**EXERCISE PASSAGE**
Phase II Dutasteride in combination with CAB vs CAB in SDC (DUCT)

2022-500745-24-00 Phase II and Phase III (Integrated) Ongoing, recruiting

Start 20 Sep 2022 · Status Ongoing, recruiting · 1 EU/EEA countries · 1 sites

Overview

Sponsor-declared trial summary

Phase Phase II and Phase III (Integrated)
Status Ongoing, recruiting
Participants planned 26
Countries 1
Sites 1

Salivary Duct Carcinoma

To determine the efficacy of dutasteride in combination with combined androgen blockade therapy in patients with recurrent and/or metastatic salivary duct carcinoma

Key facts

Sponsor
Stichting Radboud University Medical Center
Participant type
Patients
Age range
18-64 years, 65+ years
Gender
Male and Female
Therapeutic area
Diseases [C] - Neoplasms [C04]
Trial duration
20 Sep 2022 → ongoing
Decision date (initial)
2022-08-11
Transition trial
No
Low-intervention
No
Rare-disease indication
Yes
Vulnerable population
No
Funding sources
Radboudumc · ZonMw

External identifiers

EU CT number
2022-500745-24-00
ClinicalTrials.gov
NCT05513365

Trial design

CTIS Part I — objectives, methods, condition coding

Main objective

Scope: Efficacy

To determine the efficacy of dutasteride in combination with combined androgen blockade therapy in patients with recurrent and/or metastatic salivary duct carcinoma

Secondary objectives 5

  1. To assess other indicators of therapy efficacy
  2. To assess the safety profile of dutasteride when combined with combined androgen blockade therapy
  3. To assess the quality of life of patients treated with dutasteride in combination to combined androgen blockade therapy
  4. To explore predictive markers of response
  5. To assess the expression of molecular targets and to document the modulation of response in the tumor microenvironment

Conditions and MedDRA coding

Salivary Duct Carcinoma

Study design 1 period

#TitleAllocationBlindingRoles blindedArms
1 Cohort B
ADT-resistant SDC patients
 2 None Experimental: Receiving goserelin, bicalutamide, and dutasteride

Eligibility criteria

Principal inclusion / exclusion criteria as submitted by sponsor

Inclusion criteria 10

  1. Pathologically/histologically proven diagnosis of (incurable) AR+ R/M salivary duct carcinoma
  2. AR positive diseases (strong expression in at least 1% of nuclei of neoplastic cells based on central IHC review)

**DATA LISTING**
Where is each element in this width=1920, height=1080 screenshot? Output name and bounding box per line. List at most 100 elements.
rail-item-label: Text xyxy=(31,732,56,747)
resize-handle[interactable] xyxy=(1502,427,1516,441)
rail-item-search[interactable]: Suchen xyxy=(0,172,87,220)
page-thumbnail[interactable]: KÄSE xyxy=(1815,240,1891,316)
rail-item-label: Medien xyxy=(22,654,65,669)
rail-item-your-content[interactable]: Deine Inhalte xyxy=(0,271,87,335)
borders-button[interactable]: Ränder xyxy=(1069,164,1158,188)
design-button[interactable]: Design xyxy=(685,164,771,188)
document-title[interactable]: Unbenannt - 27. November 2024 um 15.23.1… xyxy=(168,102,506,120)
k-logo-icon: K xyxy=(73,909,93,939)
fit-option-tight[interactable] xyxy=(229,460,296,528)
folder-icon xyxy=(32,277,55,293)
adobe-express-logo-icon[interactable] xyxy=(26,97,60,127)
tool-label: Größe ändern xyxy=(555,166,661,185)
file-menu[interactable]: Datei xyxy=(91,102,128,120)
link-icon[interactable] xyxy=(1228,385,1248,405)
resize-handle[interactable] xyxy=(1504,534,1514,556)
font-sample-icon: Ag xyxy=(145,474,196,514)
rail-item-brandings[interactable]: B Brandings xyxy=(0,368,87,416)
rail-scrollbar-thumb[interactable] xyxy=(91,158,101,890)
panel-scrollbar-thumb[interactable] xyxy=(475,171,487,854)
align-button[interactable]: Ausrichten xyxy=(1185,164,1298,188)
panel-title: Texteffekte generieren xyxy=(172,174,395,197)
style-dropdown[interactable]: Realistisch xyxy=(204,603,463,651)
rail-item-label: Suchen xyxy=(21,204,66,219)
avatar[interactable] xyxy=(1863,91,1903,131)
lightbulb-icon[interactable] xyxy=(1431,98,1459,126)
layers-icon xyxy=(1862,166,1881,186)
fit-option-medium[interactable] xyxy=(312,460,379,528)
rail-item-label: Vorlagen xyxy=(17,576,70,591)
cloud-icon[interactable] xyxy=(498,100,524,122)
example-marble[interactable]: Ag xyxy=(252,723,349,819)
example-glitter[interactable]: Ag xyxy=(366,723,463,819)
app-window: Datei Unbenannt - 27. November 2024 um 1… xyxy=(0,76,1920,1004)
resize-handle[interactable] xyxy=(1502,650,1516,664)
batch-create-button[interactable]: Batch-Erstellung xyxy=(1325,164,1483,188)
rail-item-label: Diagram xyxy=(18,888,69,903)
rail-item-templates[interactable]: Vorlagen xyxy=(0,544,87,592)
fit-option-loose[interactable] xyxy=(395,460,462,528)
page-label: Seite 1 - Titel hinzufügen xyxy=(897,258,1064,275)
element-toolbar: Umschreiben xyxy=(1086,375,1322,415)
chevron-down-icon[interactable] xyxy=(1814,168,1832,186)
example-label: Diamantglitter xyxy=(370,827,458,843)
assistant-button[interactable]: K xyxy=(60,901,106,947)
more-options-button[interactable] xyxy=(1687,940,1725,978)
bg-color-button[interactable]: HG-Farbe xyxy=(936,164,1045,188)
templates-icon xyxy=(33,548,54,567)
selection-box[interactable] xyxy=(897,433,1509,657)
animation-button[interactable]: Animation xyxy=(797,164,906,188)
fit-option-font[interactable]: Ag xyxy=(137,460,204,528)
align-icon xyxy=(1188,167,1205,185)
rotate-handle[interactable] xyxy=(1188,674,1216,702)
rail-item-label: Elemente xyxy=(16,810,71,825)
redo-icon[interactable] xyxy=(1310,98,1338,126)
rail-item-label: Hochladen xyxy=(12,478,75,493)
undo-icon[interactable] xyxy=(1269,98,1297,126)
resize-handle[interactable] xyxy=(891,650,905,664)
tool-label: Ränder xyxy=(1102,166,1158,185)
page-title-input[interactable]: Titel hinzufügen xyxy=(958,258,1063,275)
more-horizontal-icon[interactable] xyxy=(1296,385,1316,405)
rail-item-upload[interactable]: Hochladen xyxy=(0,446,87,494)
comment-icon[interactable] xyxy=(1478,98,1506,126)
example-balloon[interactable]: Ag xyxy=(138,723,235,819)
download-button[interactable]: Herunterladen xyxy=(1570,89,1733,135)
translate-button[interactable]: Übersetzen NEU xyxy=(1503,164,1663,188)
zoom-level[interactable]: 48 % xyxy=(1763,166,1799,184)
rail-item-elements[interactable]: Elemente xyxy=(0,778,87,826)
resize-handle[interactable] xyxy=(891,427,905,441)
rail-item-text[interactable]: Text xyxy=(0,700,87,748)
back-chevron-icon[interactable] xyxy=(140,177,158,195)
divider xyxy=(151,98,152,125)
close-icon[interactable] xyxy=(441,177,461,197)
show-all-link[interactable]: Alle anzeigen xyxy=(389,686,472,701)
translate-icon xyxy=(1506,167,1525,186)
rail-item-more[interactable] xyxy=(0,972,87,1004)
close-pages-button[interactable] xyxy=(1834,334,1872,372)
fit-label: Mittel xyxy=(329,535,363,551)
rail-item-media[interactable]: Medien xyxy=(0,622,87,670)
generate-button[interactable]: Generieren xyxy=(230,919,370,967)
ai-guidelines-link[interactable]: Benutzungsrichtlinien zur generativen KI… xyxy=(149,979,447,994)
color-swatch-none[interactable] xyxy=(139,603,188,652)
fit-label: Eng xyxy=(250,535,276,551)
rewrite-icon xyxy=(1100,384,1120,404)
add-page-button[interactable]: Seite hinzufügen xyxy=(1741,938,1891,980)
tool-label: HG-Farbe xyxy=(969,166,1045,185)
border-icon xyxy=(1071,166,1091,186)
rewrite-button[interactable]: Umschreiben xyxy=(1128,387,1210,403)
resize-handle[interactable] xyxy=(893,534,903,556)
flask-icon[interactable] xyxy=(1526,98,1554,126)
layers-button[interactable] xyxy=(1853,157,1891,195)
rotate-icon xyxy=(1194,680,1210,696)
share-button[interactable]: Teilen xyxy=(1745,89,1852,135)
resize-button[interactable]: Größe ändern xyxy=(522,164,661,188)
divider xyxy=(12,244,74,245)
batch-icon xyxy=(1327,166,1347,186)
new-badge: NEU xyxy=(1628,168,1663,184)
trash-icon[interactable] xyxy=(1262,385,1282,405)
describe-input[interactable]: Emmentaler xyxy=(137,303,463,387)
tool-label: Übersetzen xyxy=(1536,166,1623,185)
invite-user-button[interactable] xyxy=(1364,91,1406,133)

**ASSIGNMENT A**
Write out each of the secondary objectives listed on the dutasteride trial page.
**ASSIGNMENT B**
Continue the dutasteride trial page, picking up right after its last line.

**WRITTEN ANSWER A**
1. To assess other indicators of therapy efficacy
2. To assess the safety profile of dutasteride when combined with combined androgen blockade therapy
3. To assess the quality of life of patients treated with dutasteride in combination to combined androgen blockade therapy
4. To explore predictive markers of response
5. To assess the expression of molecular targets and to document the modulation of response in the tumor microenvironment

**WRITTEN ANSWER B**
  3. Measurable disease per RECIST version 1.1 at baseline
  4. Age ≥ 18 years
  5. Written informed consent must be given according to national/local regulation
  6. Eastern Cooperative Oncology Group (ECOG) performance status of 0 or 1
  7. Adequate bone marrow function: (WBC ≥ 3.5x10^9 /L; Absolute neutrophil count (ANC) ≥ 1.5x10^9/L; Hemoglobin ≥ 6.20 mmol/L; Platelet count ≥ 100x10^9/L)
  8. Adequate liver function: (Aspartate aminotransferase (AST) and alanine aminotransferase (ALT) ≤ 2.5 times upper limit of normal (ULN) OR ≤ 5.0 times ULN for patients with liver metastases; Bilirubin ≤ 1.5 times ULN. For patients known with Gilbert’s Syndrome ≤ 3.0 times ULN is permitted)
  9. Adequate renal function: (Serum creatinine level ≤ 1.5 times ULN or calculated creatinine clearance ≥ 30 mL/min based on CKD-EPI-GFR)
  10. Adequate cardiac function

Exclusion criteria 12

  1. Patients with history of allergic reactions attributed to compounds of similar chemical or biological composition to goserelin, bicalutamide or dutasteride
  2. Patients with peanut or soy allergy (dutasteride capsules contain lecithin which may contain soy oil)
  3. Patients who do not have adequate swallowing capacity
  4. Patients familiar with Long QT-syndrome (LQTS)
  5. Patients (M/F) with reproductive potential not implementing adequate contraceptive measures
  6. Patients that are pregnant or lactating
  7. Patients with uncontrolled illness including: Cardiovascular disorders, including symptomatic congestive heart failure, unstable angina pectoris, or serious cardiac arrhythmias; Uncontrolled hypertension (defined as sustained systolic BP > 160 mm Hg, or diastolic BP > 100 mm Hg. Unless evidence of white-coat hypertension), Stroke (including TIA), myocardial infarction, or other ischemic event within 6 months before inclusion; Serious active infections .
  8. Concomitant (or within 4 weeks before inclusion) administration of any other experimental drug under investigation
  9. Concomitant (or within 6 months before inclusion) administration of any 5-alpha reductase inhibitor, i.e. dutasteride or finasteride
  10. Concurrent treatment with any other anti-cancer therapy within the last 4 weeks before inclusion
  11. Curative radiation therapy within the last 4 weeks before inclusion or palliative radiation therapy 1 week before start of study
  12. Any condition which, in the opinion of the investigator, would preclude participation in this clinical study

Endpoints

Primary and secondary outcome measures (English text)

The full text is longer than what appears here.